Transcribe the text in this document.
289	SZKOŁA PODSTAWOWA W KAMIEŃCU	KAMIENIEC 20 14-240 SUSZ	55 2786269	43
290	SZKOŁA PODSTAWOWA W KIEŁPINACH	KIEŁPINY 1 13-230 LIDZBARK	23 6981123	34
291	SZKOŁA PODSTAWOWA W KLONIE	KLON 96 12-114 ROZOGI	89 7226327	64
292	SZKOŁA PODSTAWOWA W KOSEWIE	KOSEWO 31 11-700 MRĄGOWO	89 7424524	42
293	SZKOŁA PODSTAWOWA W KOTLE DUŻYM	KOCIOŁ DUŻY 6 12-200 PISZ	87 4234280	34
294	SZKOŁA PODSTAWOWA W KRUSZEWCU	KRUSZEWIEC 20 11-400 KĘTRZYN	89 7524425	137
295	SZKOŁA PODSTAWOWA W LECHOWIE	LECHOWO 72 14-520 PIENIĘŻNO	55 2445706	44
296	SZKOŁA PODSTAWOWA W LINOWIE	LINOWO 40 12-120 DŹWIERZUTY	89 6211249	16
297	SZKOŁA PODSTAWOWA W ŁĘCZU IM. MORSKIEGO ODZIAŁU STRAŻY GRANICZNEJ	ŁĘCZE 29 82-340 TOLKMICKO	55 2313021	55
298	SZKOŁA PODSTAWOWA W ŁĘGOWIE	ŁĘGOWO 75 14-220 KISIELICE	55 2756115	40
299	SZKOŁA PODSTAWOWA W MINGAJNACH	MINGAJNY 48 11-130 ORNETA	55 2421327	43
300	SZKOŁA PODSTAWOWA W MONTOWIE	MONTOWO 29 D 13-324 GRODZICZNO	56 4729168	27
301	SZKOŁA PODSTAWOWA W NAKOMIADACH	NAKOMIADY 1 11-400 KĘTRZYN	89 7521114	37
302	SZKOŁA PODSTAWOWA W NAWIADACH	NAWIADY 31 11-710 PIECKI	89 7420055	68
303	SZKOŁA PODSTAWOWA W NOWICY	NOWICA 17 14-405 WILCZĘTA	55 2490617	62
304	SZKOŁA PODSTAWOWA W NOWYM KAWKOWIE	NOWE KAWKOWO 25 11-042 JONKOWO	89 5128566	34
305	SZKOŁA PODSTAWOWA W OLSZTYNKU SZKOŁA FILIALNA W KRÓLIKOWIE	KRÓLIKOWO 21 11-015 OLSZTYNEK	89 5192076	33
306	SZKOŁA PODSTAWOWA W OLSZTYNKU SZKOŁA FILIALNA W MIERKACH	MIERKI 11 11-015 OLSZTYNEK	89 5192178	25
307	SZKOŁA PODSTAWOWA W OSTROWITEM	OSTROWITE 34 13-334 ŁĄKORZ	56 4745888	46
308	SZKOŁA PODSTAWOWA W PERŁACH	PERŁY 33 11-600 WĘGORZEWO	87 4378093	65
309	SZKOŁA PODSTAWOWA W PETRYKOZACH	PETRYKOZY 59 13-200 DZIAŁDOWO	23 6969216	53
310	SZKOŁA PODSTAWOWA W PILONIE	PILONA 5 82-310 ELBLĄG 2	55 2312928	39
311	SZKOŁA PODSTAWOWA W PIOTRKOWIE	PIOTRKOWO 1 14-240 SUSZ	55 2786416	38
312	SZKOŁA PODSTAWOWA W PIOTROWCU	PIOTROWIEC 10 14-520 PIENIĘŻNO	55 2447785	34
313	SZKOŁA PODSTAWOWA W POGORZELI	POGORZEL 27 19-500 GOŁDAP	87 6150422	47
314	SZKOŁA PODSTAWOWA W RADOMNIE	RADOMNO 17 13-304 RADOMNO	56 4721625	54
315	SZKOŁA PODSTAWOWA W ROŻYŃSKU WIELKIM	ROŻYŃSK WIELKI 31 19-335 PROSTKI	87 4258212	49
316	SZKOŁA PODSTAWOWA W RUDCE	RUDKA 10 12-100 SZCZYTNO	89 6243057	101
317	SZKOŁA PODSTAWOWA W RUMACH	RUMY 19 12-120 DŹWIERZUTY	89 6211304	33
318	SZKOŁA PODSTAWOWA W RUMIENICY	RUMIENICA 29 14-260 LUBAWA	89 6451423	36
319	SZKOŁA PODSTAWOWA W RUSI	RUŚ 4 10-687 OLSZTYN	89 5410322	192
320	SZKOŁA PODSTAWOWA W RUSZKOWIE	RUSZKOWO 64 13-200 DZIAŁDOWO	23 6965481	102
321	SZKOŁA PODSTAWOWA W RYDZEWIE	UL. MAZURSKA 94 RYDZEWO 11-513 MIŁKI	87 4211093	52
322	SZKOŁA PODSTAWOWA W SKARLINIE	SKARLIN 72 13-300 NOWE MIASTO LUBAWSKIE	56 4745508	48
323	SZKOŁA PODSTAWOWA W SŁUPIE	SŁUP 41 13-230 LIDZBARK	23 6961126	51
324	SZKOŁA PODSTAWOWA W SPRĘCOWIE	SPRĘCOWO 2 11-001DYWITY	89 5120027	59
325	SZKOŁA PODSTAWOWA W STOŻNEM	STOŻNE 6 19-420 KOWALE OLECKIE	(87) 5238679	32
:::::
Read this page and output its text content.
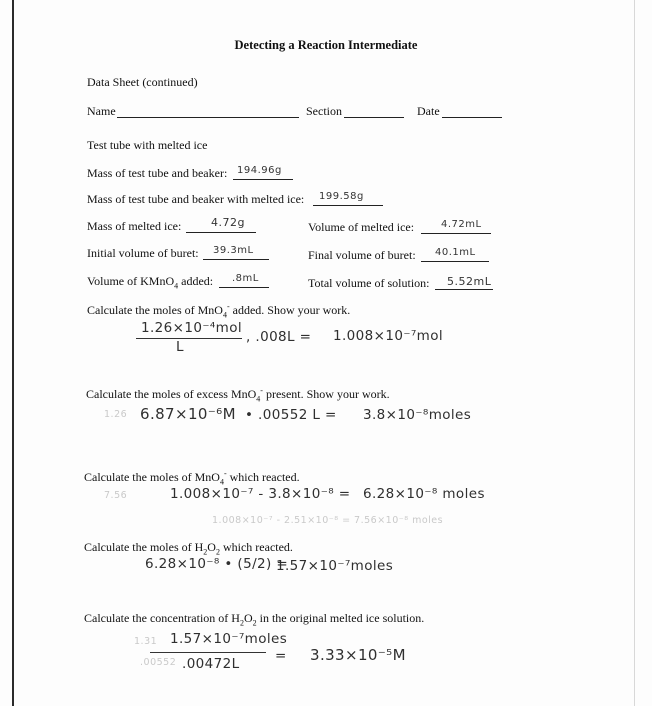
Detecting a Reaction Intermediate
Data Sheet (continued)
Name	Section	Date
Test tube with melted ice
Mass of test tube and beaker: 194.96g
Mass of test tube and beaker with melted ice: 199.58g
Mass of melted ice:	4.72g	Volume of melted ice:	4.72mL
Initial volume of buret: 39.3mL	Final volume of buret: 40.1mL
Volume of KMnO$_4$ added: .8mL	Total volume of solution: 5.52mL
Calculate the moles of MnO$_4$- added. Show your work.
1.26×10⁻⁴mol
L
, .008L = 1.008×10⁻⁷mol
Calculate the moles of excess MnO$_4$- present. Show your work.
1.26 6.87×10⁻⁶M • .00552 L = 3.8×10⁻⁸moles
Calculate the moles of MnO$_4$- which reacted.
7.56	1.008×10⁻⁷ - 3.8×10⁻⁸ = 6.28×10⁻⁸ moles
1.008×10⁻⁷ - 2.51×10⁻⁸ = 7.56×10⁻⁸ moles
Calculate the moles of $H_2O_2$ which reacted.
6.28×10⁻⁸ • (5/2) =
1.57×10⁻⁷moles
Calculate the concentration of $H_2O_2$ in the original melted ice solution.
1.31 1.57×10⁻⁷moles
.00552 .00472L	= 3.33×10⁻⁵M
:::::
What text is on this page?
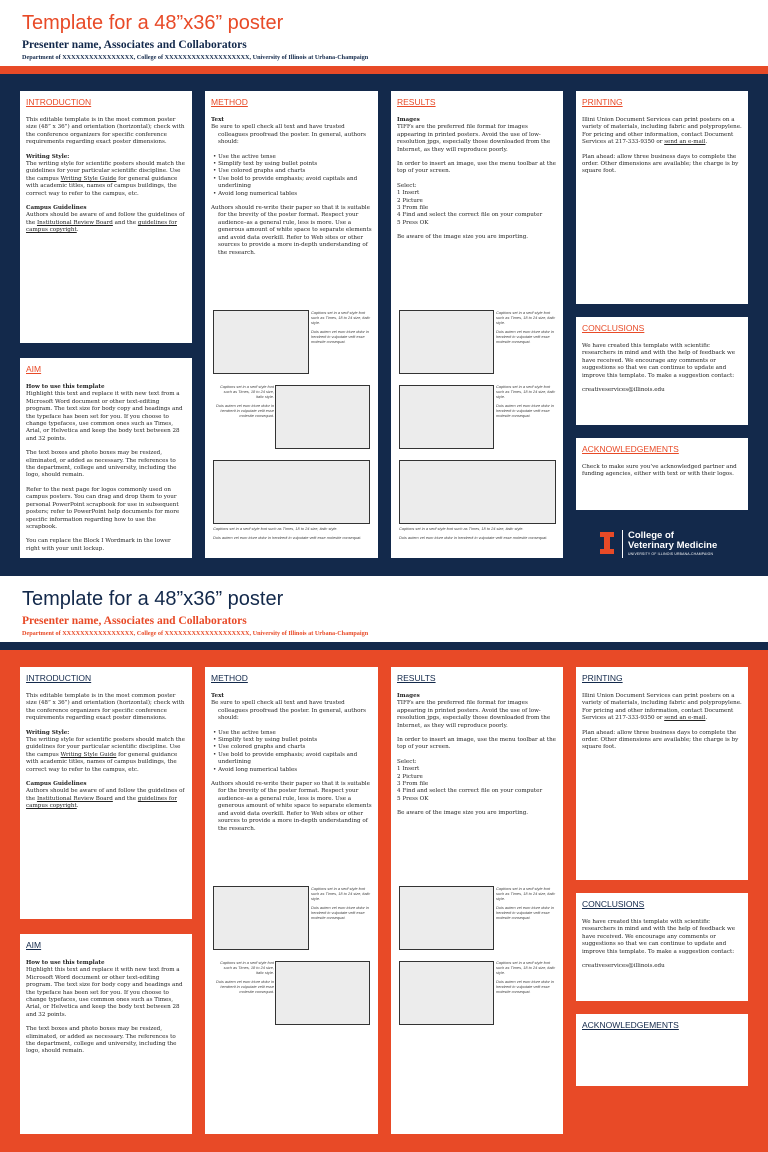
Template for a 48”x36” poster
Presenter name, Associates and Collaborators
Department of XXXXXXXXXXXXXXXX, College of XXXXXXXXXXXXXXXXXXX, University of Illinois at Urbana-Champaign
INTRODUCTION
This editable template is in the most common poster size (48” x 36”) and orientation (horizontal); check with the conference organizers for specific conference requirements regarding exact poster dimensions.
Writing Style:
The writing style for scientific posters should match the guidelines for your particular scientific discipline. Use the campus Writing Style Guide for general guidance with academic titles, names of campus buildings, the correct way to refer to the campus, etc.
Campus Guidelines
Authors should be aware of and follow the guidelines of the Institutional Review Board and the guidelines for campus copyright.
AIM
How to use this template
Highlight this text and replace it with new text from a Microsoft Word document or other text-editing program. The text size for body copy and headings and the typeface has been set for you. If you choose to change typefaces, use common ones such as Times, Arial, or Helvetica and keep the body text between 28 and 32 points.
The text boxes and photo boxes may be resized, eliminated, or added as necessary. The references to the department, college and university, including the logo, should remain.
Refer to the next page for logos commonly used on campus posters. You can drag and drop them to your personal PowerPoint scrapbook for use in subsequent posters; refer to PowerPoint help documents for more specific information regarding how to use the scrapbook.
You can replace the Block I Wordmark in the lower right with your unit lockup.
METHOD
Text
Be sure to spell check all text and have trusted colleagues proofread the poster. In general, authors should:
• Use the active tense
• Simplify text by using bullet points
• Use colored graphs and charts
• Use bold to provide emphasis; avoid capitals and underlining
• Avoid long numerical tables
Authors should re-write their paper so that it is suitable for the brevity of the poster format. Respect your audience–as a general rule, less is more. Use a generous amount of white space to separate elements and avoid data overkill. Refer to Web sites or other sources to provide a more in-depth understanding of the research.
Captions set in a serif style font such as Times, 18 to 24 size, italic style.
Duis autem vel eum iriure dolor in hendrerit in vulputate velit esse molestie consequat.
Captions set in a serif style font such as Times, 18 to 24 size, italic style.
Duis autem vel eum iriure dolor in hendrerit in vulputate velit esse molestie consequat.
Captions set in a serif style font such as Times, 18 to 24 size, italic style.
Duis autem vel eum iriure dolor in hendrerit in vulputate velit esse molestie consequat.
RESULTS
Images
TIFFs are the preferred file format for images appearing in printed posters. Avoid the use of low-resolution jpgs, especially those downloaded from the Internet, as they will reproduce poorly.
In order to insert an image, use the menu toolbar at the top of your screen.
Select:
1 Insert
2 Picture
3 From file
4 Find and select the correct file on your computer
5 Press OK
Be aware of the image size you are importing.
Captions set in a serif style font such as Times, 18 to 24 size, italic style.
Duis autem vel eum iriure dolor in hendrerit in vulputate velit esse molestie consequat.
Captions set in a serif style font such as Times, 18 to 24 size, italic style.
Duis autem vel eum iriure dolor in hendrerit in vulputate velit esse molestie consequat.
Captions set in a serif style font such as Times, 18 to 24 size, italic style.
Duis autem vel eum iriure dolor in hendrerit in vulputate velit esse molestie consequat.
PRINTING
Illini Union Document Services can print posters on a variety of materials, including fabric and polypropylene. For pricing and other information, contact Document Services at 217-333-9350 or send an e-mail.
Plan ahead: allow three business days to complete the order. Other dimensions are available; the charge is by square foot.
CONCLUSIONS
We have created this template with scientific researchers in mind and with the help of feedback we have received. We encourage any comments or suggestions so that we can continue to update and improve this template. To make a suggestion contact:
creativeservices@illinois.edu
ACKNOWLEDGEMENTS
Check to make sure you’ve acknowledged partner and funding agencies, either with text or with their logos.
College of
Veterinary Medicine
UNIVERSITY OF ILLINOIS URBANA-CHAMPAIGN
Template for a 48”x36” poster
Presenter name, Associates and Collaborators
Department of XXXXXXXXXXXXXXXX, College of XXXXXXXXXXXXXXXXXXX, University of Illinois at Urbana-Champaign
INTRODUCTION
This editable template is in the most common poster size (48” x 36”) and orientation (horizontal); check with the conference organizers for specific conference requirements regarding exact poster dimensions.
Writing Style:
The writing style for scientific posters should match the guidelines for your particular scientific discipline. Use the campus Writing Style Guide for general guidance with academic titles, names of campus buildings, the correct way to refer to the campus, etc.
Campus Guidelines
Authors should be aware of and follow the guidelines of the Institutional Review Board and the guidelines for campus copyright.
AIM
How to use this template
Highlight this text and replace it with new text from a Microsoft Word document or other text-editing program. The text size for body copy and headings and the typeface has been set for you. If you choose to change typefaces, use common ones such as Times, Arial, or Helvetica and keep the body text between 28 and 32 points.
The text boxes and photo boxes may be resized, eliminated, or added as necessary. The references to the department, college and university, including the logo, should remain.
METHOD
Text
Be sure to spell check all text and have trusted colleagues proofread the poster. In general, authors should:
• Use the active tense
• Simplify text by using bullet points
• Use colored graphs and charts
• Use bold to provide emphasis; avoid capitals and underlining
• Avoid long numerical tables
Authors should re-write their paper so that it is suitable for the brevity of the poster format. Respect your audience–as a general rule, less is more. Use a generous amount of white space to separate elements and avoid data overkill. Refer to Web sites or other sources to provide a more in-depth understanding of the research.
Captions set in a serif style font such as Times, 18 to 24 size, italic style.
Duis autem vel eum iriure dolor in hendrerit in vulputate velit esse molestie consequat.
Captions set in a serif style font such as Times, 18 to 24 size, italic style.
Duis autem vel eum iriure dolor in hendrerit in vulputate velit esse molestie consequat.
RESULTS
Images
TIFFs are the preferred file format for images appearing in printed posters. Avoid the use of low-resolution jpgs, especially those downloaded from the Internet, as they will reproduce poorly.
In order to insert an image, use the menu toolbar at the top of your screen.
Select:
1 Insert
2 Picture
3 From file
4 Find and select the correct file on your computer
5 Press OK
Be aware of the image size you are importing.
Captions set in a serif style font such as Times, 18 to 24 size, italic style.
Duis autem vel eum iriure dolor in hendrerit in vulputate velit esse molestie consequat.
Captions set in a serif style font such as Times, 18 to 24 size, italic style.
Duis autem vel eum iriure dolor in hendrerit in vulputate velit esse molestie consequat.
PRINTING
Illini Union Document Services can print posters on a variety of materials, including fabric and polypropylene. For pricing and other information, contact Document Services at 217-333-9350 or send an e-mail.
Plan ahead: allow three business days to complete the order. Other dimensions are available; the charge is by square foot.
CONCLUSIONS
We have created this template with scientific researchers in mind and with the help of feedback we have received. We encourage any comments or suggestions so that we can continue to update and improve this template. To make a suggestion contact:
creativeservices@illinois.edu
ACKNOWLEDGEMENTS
:::::
**EXERCISE**
Count the lines in the records above that contain the word "Show", and give only the number.

**EXERCISE ANSWER**
2